Material provided
........

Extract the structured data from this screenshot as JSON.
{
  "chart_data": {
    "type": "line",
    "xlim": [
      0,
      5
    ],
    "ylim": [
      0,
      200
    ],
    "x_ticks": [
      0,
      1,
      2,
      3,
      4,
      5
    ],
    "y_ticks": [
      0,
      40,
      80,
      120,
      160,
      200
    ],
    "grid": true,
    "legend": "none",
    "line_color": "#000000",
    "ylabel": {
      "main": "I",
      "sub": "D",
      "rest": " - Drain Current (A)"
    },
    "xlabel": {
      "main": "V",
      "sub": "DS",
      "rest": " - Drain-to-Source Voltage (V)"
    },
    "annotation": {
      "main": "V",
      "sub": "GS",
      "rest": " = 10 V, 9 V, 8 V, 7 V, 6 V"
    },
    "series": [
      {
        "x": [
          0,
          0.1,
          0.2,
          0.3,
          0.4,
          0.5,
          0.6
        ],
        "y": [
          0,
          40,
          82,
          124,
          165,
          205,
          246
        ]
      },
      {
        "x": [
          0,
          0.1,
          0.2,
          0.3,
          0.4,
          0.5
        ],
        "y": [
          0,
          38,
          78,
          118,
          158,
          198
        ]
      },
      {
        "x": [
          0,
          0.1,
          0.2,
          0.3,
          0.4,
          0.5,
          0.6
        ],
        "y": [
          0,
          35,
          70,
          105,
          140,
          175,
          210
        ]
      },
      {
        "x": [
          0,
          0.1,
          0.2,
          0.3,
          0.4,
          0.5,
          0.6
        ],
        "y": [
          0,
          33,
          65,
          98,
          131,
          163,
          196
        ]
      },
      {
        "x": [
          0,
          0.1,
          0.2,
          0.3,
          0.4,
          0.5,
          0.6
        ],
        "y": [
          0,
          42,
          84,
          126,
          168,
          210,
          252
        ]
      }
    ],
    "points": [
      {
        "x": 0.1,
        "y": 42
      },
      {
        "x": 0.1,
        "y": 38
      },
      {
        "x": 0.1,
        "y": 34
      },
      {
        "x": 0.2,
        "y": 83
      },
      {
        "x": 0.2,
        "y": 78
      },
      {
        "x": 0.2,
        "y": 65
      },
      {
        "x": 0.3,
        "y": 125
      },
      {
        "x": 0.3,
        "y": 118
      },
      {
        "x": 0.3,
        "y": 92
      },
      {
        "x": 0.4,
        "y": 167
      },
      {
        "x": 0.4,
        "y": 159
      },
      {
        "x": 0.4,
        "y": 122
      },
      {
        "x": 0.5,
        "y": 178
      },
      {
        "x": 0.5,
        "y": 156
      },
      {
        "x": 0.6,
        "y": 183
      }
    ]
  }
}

........

Count every line in the data that contains the word "rest", then give that count and nothing else.

Answer for this exercise
3